▶ **Written task**: Word for word, give the material below again, minus any images.

▶ **Task input**:
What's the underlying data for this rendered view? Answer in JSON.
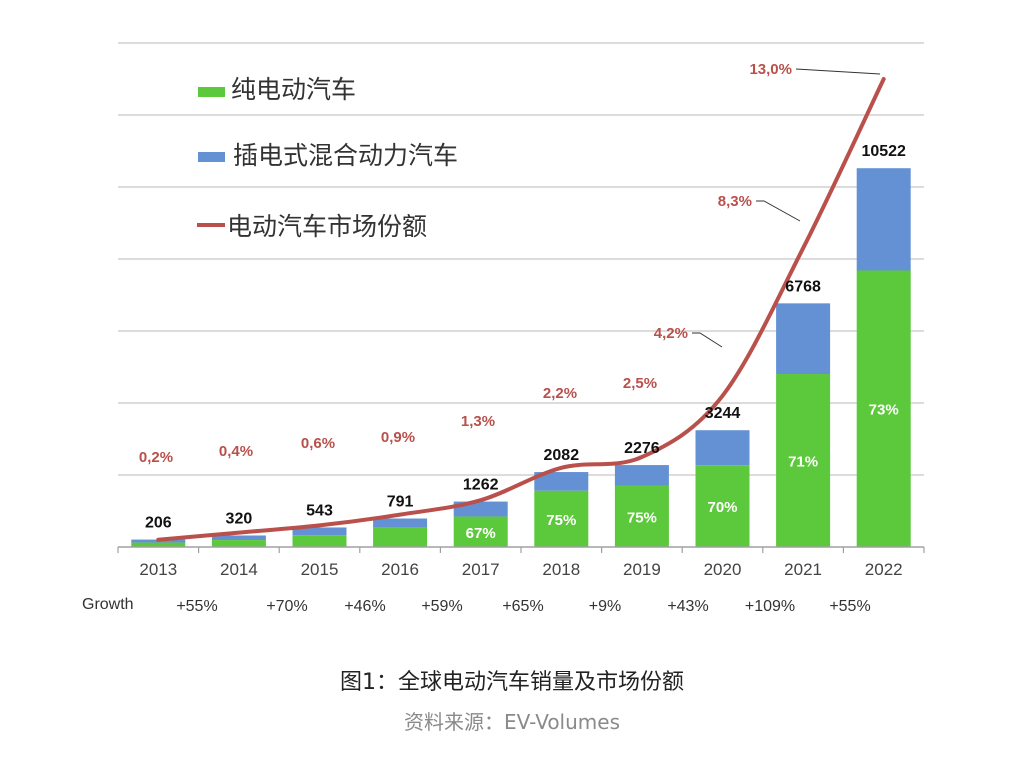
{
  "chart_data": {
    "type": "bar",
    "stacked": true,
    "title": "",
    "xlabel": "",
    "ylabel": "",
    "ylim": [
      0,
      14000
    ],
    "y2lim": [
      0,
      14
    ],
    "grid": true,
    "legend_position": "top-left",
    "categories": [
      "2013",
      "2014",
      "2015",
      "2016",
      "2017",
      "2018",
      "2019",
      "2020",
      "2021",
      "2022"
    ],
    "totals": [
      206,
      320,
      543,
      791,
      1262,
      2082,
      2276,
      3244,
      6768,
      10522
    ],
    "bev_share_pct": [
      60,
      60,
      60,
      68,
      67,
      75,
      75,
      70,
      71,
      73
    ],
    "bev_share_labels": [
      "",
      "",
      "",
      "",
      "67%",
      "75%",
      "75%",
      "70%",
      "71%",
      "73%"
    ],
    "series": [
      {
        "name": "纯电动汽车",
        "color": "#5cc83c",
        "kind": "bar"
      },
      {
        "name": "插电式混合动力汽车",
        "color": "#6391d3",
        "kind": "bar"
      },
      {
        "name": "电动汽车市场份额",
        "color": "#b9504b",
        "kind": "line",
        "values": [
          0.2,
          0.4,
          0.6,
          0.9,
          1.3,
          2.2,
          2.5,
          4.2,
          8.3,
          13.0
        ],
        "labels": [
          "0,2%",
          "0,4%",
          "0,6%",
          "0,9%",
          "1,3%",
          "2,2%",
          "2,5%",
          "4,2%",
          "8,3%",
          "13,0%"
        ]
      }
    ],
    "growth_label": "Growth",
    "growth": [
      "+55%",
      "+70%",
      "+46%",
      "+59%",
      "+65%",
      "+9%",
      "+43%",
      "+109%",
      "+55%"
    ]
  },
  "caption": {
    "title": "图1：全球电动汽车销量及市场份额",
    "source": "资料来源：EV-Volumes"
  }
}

▶ **Written response**:
What's the underlying data for this rendered view? Answer in JSON.
{
  "chart_data": {
    "type": "bar",
    "stacked": true,
    "title": "",
    "xlabel": "",
    "ylabel": "",
    "ylim": [
      0,
      14000
    ],
    "y2lim": [
      0,
      14
    ],
    "grid": true,
    "legend_position": "top-left",
    "categories": [
      "2013",
      "2014",
      "2015",
      "2016",
      "2017",
      "2018",
      "2019",
      "2020",
      "2021",
      "2022"
    ],
    "totals": [
      206,
      320,
      543,
      791,
      1262,
      2082,
      2276,
      3244,
      6768,
      10522
    ],
    "bev_share_pct": [
      60,
      60,
      60,
      68,
      67,
      75,
      75,
      70,
      71,
      73
    ],
    "bev_share_labels": [
      "",
      "",
      "",
      "",
      "67%",
      "75%",
      "75%",
      "70%",
      "71%",
      "73%"
    ],
    "series": [
      {
        "name": "纯电动汽车",
        "color": "#5cc83c",
        "kind": "bar"
      },
      {
        "name": "插电式混合动力汽车",
        "color": "#6391d3",
        "kind": "bar"
      },
      {
        "name": "电动汽车市场份额",
        "color": "#b9504b",
        "kind": "line",
        "values": [
          0.2,
          0.4,
          0.6,
          0.9,
          1.3,
          2.2,
          2.5,
          4.2,
          8.3,
          13.0
        ],
        "labels": [
          "0,2%",
          "0,4%",
          "0,6%",
          "0,9%",
          "1,3%",
          "2,2%",
          "2,5%",
          "4,2%",
          "8,3%",
          "13,0%"
        ]
      }
    ],
    "growth_label": "Growth",
    "growth": [
      "+55%",
      "+70%",
      "+46%",
      "+59%",
      "+65%",
      "+9%",
      "+43%",
      "+109%",
      "+55%"
    ]
  },
  "caption": {
    "title": "图1：全球电动汽车销量及市场份额",
    "source": "资料来源：EV-Volumes"
  }
}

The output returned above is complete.